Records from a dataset
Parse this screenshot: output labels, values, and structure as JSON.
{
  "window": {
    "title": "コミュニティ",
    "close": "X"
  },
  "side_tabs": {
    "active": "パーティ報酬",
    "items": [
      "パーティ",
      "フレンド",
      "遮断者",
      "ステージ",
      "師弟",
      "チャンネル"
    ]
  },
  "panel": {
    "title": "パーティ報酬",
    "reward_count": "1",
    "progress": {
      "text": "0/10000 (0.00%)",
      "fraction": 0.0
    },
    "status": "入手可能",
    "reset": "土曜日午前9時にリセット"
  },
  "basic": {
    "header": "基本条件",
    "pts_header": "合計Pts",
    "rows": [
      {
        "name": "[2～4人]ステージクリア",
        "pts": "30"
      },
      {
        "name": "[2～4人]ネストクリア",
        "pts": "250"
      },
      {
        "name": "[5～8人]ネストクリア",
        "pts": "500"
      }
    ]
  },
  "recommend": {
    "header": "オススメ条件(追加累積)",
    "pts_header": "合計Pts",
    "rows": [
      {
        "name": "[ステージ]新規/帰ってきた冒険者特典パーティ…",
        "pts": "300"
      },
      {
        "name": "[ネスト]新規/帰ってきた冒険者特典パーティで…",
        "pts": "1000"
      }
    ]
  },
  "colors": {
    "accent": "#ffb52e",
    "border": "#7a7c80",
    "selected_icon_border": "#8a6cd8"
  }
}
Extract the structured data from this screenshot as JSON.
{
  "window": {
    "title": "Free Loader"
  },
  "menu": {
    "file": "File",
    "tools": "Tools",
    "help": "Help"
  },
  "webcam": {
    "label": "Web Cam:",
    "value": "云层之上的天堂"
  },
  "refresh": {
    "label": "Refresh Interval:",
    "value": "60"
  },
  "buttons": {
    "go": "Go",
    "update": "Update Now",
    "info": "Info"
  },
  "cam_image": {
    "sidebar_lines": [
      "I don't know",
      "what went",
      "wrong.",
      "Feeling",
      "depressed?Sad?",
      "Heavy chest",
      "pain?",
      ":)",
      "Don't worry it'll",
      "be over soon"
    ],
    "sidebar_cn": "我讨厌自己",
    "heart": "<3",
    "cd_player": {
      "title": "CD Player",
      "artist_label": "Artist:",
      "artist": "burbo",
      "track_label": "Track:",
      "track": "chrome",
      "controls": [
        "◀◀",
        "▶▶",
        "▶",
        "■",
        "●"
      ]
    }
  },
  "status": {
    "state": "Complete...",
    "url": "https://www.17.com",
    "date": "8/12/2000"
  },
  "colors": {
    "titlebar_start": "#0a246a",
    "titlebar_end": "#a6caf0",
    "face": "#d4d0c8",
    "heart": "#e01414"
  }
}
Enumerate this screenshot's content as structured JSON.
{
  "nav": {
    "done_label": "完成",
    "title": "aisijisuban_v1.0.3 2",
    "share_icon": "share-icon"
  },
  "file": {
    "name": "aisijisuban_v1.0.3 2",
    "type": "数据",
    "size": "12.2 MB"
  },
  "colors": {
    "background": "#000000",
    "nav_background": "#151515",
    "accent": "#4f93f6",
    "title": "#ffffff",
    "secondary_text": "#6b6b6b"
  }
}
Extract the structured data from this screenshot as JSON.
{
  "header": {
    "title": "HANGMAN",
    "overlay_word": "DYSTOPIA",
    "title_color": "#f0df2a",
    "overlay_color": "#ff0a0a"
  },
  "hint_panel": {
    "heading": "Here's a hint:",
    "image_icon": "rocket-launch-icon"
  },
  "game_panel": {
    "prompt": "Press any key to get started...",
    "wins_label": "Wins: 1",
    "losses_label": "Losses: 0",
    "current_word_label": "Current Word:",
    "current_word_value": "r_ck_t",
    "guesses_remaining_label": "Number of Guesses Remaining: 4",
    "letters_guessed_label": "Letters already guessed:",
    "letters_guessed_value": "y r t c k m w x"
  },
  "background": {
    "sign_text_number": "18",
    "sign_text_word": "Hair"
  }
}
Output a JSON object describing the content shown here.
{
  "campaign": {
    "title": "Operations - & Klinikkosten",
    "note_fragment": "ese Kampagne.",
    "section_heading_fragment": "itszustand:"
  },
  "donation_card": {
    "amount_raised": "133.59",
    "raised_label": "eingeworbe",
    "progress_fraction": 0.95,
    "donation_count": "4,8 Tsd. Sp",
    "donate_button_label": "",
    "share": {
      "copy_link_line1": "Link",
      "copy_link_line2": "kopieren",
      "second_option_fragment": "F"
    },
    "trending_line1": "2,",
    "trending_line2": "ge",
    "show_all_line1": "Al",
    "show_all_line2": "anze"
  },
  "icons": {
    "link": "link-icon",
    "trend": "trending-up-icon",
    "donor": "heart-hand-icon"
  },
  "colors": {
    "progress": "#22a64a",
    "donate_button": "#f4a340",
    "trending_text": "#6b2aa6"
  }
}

• **REQUIRED TASK**
Extract the listing in its entirety and repeat it exactly.

• **EXERCISE SOLUTION**
Parse this screenshot: output labels, values, and structure as JSON.
{
  "window": {
    "title": "コミュニティ",
    "close": "X"
  },
  "side_tabs": {
    "active": "パーティ報酬",
    "items": [
      "パーティ",
      "フレンド",
      "遮断者",
      "ステージ",
      "師弟",
      "チャンネル"
    ]
  },
  "panel": {
    "title": "パーティ報酬",
    "reward_count": "1",
    "progress": {
      "text": "0/10000 (0.00%)",
      "fraction": 0.0
    },
    "status": "入手可能",
    "reset": "土曜日午前9時にリセット"
  },
  "basic": {
    "header": "基本条件",
    "pts_header": "合計Pts",
    "rows": [
      {
        "name": "[2～4人]ステージクリア",
        "pts": "30"
      },
      {
        "name": "[2～4人]ネストクリア",
        "pts": "250"
      },
      {
        "name": "[5～8人]ネストクリア",
        "pts": "500"
      }
    ]
  },
  "recommend": {
    "header": "オススメ条件(追加累積)",
    "pts_header": "合計Pts",
    "rows": [
      {
        "name": "[ステージ]新規/帰ってきた冒険者特典パーティ…",
        "pts": "300"
      },
      {
        "name": "[ネスト]新規/帰ってきた冒険者特典パーティで…",
        "pts": "1000"
      }
    ]
  },
  "colors": {
    "accent": "#ffb52e",
    "border": "#7a7c80",
    "selected_icon_border": "#8a6cd8"
  }
}
Extract the structured data from this screenshot as JSON.
{
  "window": {
    "title": "Free Loader"
  },
  "menu": {
    "file": "File",
    "tools": "Tools",
    "help": "Help"
  },
  "webcam": {
    "label": "Web Cam:",
    "value": "云层之上的天堂"
  },
  "refresh": {
    "label": "Refresh Interval:",
    "value": "60"
  },
  "buttons": {
    "go": "Go",
    "update": "Update Now",
    "info": "Info"
  },
  "cam_image": {
    "sidebar_lines": [
      "I don't know",
      "what went",
      "wrong.",
      "Feeling",
      "depressed?Sad?",
      "Heavy chest",
      "pain?",
      ":)",
      "Don't worry it'll",
      "be over soon"
    ],
    "sidebar_cn": "我讨厌自己",
    "heart": "<3",
    "cd_player": {
      "title": "CD Player",
      "artist_label": "Artist:",
      "artist": "burbo",
      "track_label": "Track:",
      "track": "chrome",
      "controls": [
        "◀◀",
        "▶▶",
        "▶",
        "■",
        "●"
      ]
    }
  },
  "status": {
    "state": "Complete...",
    "url": "https://www.17.com",
    "date": "8/12/2000"
  },
  "colors": {
    "titlebar_start": "#0a246a",
    "titlebar_end": "#a6caf0",
    "face": "#d4d0c8",
    "heart": "#e01414"
  }
}
Enumerate this screenshot's content as structured JSON.
{
  "nav": {
    "done_label": "完成",
    "title": "aisijisuban_v1.0.3 2",
    "share_icon": "share-icon"
  },
  "file": {
    "name": "aisijisuban_v1.0.3 2",
    "type": "数据",
    "size": "12.2 MB"
  },
  "colors": {
    "background": "#000000",
    "nav_background": "#151515",
    "accent": "#4f93f6",
    "title": "#ffffff",
    "secondary_text": "#6b6b6b"
  }
}
Extract the structured data from this screenshot as JSON.
{
  "header": {
    "title": "HANGMAN",
    "overlay_word": "DYSTOPIA",
    "title_color": "#f0df2a",
    "overlay_color": "#ff0a0a"
  },
  "hint_panel": {
    "heading": "Here's a hint:",
    "image_icon": "rocket-launch-icon"
  },
  "game_panel": {
    "prompt": "Press any key to get started...",
    "wins_label": "Wins: 1",
    "losses_label": "Losses: 0",
    "current_word_label": "Current Word:",
    "current_word_value": "r_ck_t",
    "guesses_remaining_label": "Number of Guesses Remaining: 4",
    "letters_guessed_label": "Letters already guessed:",
    "letters_guessed_value": "y r t c k m w x"
  },
  "background": {
    "sign_text_number": "18",
    "sign_text_word": "Hair"
  }
}
Output a JSON object describing the content shown here.
{
  "campaign": {
    "title": "Operations - & Klinikkosten",
    "note_fragment": "ese Kampagne.",
    "section_heading_fragment": "itszustand:"
  },
  "donation_card": {
    "amount_raised": "133.59",
    "raised_label": "eingeworbe",
    "progress_fraction": 0.95,
    "donation_count": "4,8 Tsd. Sp",
    "donate_button_label": "",
    "share": {
      "copy_link_line1": "Link",
      "copy_link_line2": "kopieren",
      "second_option_fragment": "F"
    },
    "trending_line1": "2,",
    "trending_line2": "ge",
    "show_all_line1": "Al",
    "show_all_line2": "anze"
  },
  "icons": {
    "link": "link-icon",
    "trend": "trending-up-icon",
    "donor": "heart-hand-icon"
  },
  "colors": {
    "progress": "#22a64a",
    "donate_button": "#f4a340",
    "trending_text": "#6b2aa6"
  }
}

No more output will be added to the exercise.